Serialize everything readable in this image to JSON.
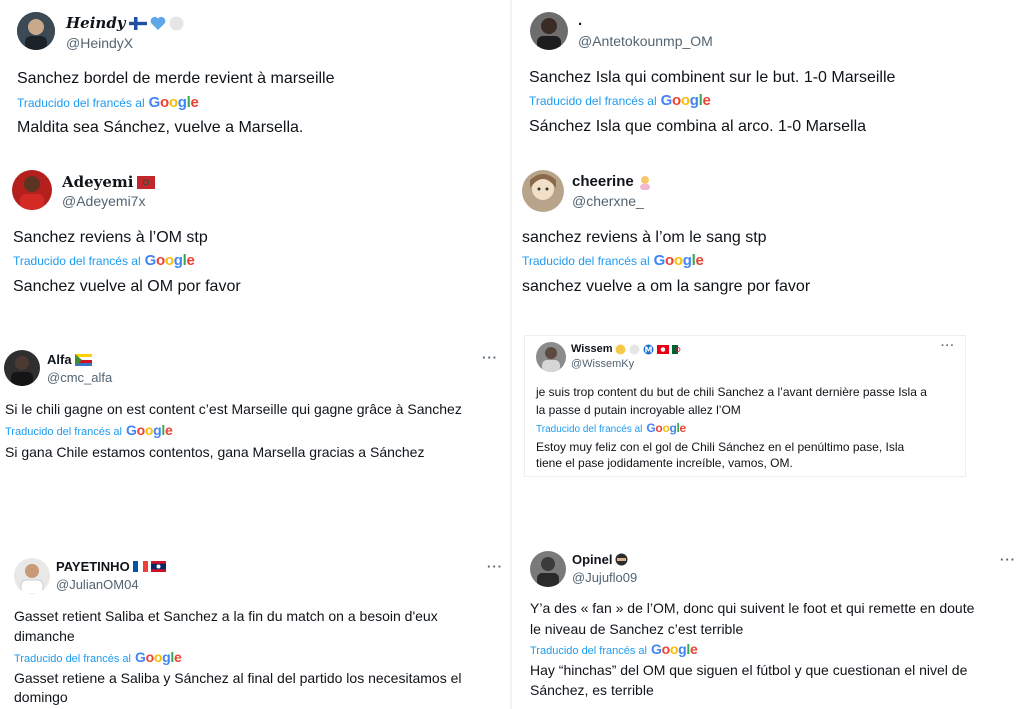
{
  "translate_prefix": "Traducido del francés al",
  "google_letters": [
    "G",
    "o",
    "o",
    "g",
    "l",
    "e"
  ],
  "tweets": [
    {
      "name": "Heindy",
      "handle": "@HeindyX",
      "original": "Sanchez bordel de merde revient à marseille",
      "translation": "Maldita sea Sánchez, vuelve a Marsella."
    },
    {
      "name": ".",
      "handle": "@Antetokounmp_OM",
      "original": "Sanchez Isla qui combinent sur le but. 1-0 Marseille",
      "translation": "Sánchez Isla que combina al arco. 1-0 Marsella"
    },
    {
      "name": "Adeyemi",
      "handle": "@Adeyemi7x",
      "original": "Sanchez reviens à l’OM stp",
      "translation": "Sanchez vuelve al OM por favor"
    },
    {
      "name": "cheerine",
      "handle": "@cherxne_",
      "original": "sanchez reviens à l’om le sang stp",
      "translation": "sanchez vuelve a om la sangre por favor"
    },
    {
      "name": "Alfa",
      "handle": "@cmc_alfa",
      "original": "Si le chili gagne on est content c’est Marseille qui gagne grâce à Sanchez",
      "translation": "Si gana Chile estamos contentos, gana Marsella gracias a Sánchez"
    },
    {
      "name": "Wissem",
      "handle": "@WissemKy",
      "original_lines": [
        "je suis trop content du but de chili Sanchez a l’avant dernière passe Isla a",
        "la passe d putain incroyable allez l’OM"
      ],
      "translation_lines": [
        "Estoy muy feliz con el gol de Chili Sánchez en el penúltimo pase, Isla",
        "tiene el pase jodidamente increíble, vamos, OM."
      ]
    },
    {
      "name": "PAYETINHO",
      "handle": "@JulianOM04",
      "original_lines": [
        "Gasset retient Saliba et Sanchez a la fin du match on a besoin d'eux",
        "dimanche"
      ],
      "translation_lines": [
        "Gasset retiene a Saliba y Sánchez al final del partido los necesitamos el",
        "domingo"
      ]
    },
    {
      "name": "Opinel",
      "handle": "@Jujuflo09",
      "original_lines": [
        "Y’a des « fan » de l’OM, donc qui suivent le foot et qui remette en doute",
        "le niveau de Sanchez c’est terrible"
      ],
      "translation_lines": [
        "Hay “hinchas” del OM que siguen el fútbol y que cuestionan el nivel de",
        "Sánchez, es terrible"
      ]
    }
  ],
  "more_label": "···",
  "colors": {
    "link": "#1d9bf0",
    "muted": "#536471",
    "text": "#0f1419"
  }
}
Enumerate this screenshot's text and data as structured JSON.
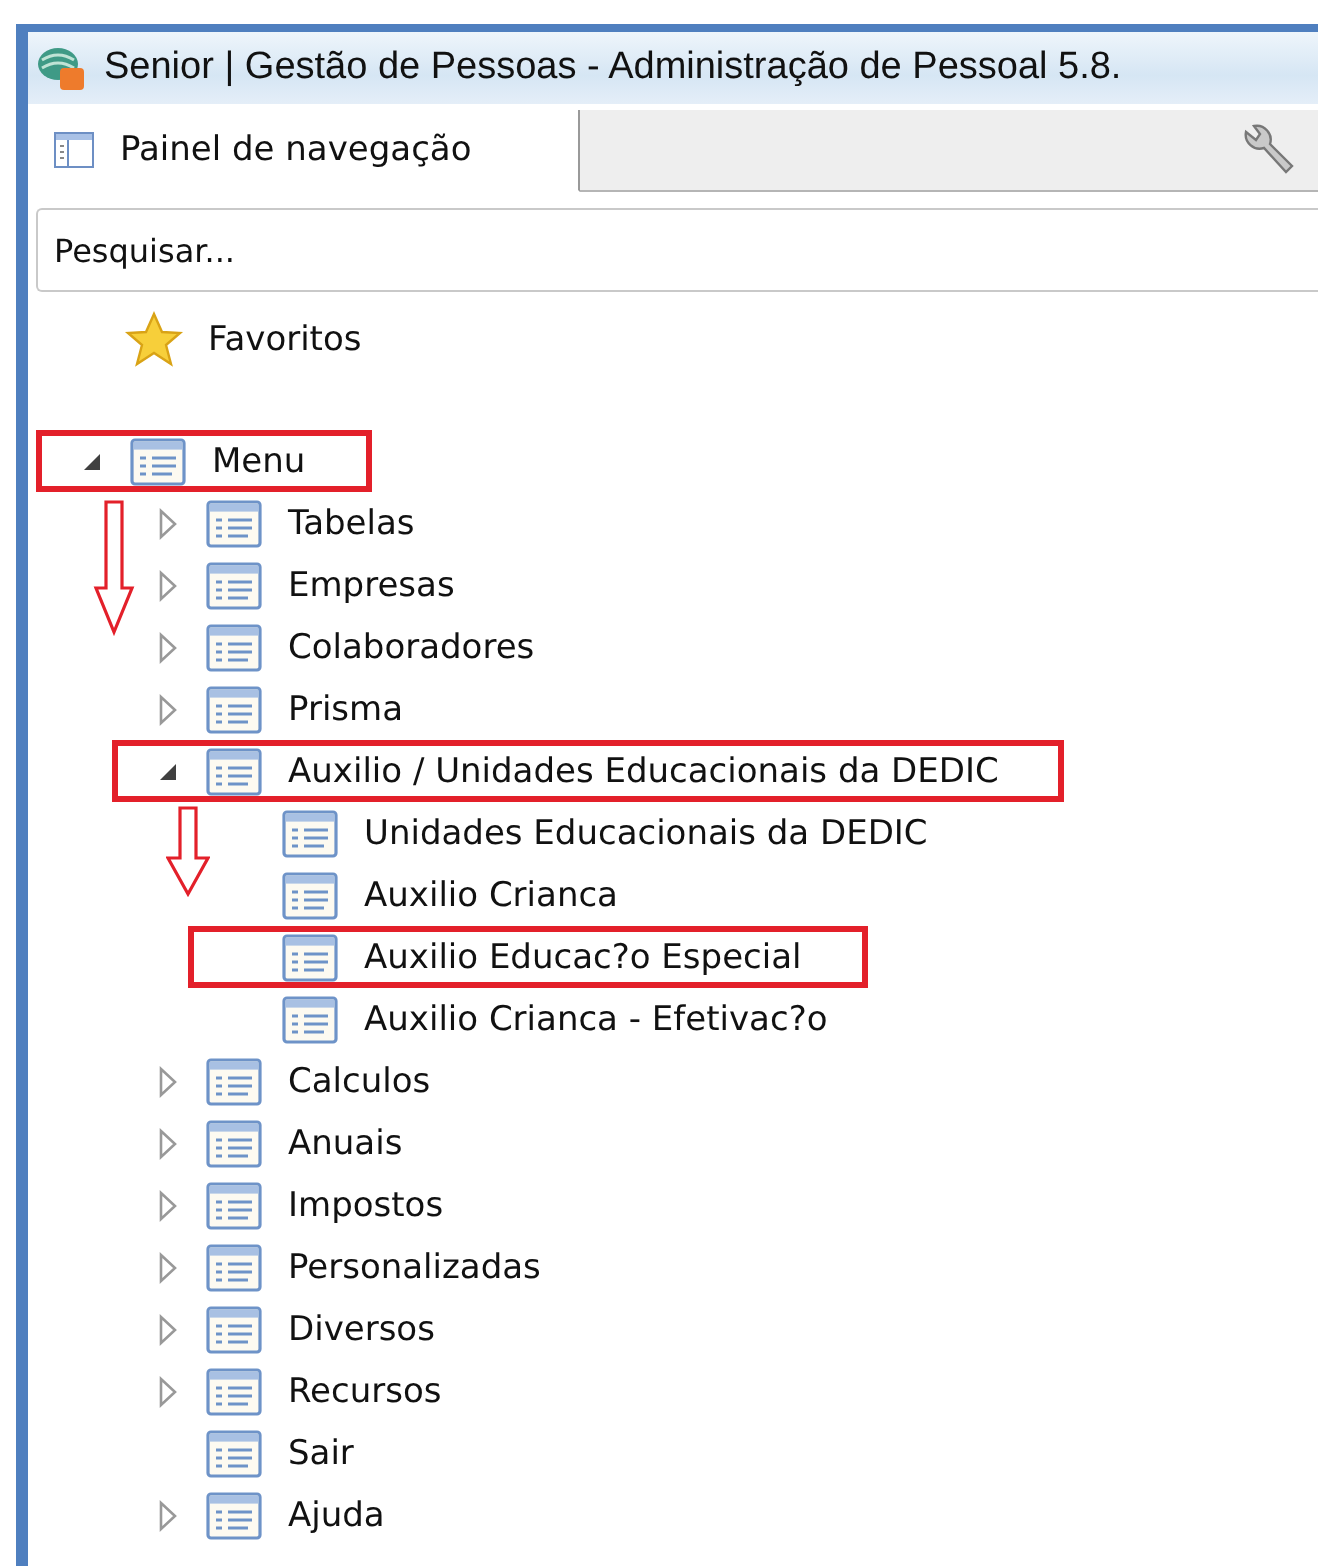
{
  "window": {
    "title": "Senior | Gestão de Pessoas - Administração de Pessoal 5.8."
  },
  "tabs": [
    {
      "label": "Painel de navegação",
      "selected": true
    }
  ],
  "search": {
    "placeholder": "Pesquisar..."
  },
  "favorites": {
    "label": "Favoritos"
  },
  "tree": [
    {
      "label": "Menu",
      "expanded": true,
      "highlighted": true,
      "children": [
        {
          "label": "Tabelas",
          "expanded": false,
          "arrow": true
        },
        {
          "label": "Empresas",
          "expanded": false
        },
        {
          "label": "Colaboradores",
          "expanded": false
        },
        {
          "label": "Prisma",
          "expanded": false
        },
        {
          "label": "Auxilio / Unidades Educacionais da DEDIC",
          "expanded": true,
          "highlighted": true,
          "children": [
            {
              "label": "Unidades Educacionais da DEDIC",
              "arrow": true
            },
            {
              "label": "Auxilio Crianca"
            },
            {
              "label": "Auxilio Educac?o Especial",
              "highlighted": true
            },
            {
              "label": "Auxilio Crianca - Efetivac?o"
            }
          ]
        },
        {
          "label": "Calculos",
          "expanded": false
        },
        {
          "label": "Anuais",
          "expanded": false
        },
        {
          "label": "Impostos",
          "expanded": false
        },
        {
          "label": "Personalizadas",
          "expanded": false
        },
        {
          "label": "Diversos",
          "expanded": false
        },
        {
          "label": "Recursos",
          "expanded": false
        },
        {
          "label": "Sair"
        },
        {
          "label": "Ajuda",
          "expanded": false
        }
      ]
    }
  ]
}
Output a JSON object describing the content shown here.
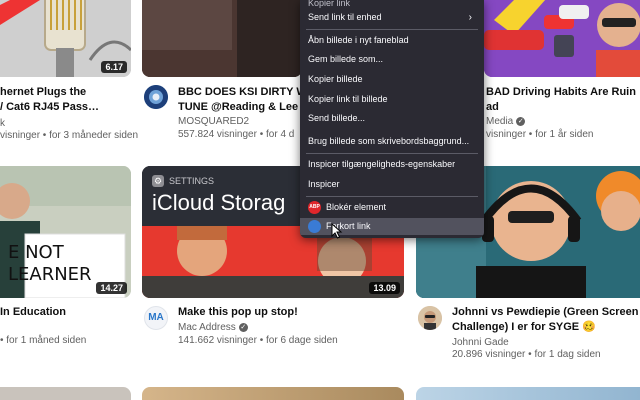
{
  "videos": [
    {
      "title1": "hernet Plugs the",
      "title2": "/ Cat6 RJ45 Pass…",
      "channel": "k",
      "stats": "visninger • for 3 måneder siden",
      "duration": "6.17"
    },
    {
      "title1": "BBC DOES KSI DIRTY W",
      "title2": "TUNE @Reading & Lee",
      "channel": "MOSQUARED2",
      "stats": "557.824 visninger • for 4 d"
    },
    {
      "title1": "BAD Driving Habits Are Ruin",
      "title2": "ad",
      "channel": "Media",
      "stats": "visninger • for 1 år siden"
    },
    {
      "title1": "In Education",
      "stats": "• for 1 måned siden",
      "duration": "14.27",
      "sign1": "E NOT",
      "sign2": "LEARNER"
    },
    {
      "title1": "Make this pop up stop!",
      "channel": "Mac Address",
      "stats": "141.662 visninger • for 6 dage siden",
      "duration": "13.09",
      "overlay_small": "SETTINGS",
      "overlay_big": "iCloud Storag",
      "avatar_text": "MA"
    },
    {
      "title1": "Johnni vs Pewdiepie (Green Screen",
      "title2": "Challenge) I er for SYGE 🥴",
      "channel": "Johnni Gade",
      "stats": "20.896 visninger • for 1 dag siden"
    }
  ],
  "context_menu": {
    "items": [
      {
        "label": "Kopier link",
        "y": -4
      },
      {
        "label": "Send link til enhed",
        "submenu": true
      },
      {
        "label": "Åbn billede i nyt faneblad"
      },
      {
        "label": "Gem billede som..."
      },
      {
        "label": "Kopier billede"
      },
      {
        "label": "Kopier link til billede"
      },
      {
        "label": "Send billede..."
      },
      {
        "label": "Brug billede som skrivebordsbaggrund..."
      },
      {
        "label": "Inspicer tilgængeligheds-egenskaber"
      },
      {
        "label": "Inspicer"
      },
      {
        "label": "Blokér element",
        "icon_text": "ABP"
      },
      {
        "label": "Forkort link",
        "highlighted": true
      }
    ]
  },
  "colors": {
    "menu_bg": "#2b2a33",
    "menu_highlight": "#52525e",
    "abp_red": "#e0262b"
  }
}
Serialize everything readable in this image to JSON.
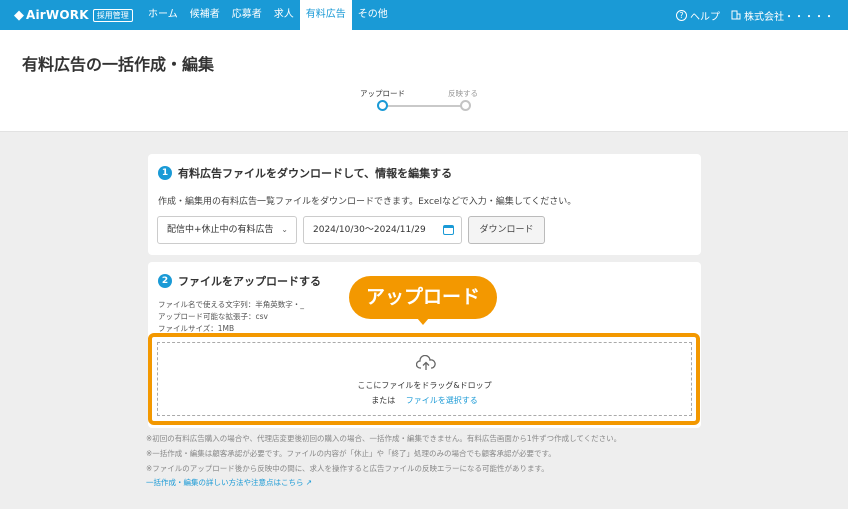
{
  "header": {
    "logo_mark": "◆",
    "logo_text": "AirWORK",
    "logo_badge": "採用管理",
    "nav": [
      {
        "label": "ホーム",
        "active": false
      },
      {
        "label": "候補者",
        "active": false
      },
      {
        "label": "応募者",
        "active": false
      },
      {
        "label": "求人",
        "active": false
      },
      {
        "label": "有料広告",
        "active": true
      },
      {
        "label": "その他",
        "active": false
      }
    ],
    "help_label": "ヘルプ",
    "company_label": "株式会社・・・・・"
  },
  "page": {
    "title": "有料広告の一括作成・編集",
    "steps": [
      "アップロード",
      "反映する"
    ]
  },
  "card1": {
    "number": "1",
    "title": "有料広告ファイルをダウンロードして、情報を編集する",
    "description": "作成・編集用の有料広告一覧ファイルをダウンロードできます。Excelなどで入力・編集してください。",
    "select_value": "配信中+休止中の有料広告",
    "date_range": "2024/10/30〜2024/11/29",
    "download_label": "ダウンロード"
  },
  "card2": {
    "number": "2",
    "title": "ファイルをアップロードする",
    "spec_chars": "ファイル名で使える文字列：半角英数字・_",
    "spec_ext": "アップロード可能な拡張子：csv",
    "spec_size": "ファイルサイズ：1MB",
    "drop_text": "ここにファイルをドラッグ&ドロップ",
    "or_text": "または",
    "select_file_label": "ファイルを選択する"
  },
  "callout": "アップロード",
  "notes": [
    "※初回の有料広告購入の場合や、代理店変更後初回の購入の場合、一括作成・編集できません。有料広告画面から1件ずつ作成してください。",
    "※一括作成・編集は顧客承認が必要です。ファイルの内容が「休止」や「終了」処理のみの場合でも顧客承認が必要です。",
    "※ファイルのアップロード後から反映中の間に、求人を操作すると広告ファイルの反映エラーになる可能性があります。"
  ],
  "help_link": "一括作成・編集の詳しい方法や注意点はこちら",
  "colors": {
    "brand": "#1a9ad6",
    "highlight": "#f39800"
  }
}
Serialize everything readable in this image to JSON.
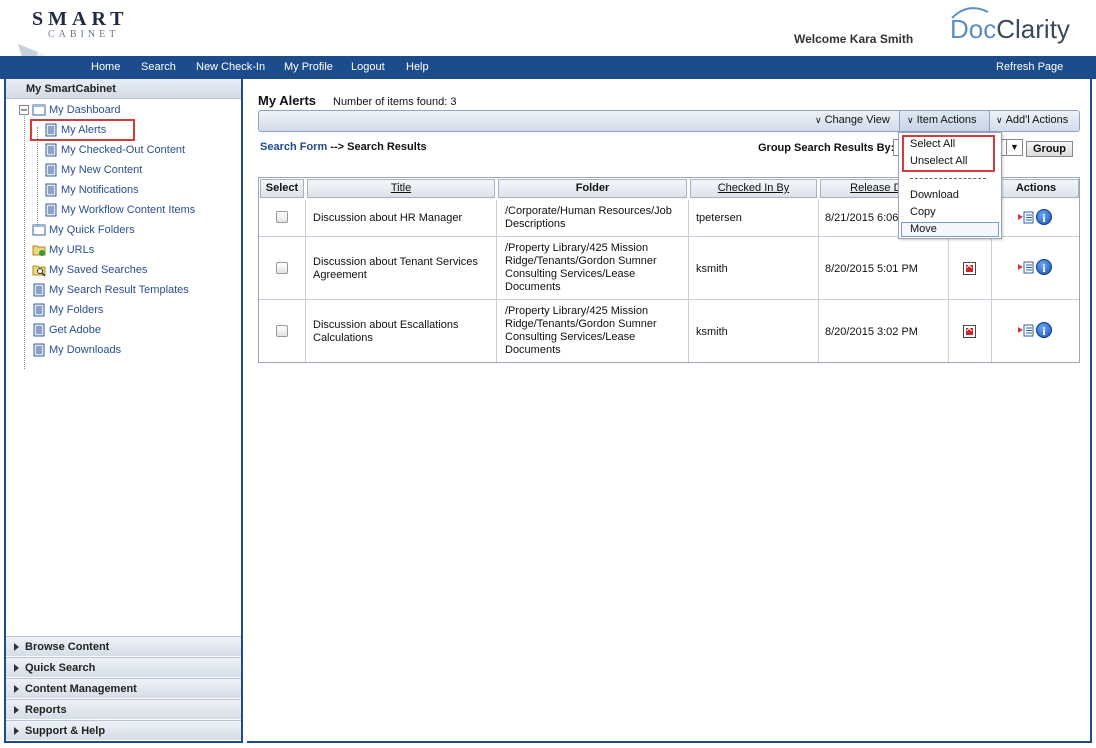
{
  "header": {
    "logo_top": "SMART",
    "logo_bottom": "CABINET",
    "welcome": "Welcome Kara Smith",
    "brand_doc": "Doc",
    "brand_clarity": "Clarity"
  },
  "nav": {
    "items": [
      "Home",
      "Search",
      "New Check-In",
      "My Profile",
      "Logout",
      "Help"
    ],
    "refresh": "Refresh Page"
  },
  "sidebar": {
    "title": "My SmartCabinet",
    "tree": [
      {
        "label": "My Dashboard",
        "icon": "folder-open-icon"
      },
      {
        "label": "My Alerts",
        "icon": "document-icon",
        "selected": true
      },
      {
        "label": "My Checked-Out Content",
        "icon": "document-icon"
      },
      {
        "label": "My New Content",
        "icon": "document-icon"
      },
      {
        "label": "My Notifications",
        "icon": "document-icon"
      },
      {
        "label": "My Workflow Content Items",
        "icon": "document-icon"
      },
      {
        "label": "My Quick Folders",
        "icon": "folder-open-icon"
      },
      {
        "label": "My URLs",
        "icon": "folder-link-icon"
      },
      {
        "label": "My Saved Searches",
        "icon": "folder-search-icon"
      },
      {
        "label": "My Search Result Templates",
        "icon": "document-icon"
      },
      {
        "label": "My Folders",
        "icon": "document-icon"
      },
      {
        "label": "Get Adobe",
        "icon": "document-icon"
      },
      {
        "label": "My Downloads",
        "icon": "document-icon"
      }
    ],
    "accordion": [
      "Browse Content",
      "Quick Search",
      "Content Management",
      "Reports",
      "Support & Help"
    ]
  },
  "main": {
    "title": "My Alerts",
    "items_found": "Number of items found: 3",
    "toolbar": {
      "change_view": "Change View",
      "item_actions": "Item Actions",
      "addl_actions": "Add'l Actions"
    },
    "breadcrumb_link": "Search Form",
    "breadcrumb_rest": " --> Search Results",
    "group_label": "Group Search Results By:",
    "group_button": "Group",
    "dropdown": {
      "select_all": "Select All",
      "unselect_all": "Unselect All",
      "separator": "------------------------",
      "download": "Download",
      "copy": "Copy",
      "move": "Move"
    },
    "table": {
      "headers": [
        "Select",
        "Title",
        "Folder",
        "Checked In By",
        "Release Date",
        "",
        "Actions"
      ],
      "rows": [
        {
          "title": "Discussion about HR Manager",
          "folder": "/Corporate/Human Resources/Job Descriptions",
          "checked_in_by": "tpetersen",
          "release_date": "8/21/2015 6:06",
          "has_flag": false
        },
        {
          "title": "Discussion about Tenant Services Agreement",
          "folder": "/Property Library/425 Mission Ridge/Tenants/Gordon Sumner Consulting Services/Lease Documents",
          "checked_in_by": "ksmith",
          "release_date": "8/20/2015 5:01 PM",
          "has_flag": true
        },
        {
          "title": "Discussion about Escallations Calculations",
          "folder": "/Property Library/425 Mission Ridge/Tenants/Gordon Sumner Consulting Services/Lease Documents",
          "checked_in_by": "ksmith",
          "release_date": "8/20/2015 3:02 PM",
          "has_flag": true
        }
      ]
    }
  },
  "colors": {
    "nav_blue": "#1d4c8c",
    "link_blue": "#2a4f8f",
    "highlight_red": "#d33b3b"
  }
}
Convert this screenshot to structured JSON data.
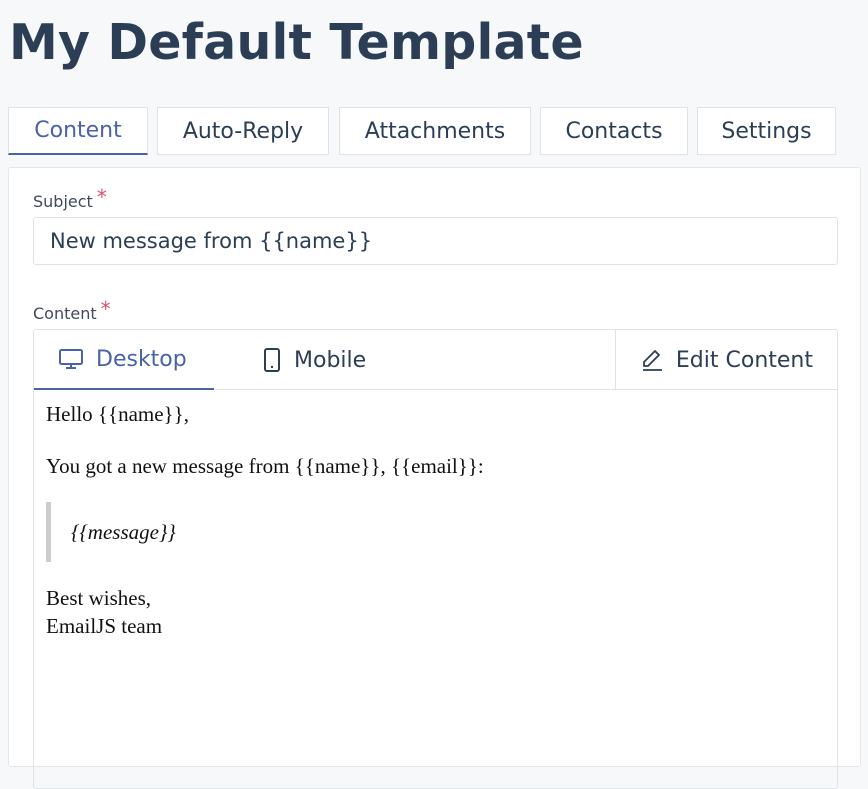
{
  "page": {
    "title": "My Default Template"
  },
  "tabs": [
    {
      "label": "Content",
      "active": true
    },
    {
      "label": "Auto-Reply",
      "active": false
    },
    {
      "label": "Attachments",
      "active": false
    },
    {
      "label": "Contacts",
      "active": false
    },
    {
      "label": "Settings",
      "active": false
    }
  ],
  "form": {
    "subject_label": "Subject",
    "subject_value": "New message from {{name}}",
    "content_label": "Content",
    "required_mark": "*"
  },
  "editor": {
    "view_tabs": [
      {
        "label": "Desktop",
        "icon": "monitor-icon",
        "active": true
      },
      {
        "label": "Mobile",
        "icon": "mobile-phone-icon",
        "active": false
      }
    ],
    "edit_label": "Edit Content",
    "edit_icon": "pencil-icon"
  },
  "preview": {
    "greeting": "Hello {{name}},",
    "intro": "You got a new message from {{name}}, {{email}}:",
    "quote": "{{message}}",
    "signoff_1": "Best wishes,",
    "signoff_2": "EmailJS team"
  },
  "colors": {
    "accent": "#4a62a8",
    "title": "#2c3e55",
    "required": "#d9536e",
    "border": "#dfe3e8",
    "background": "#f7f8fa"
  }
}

::::

**What you should do:** Which lines hold the word "about"? Copy all of them.

**Full output:**
          "title": "Discussion about HR Manager",
          "title": "Discussion about Tenant Services Agreement",
          "title": "Discussion about Escallations Calculations",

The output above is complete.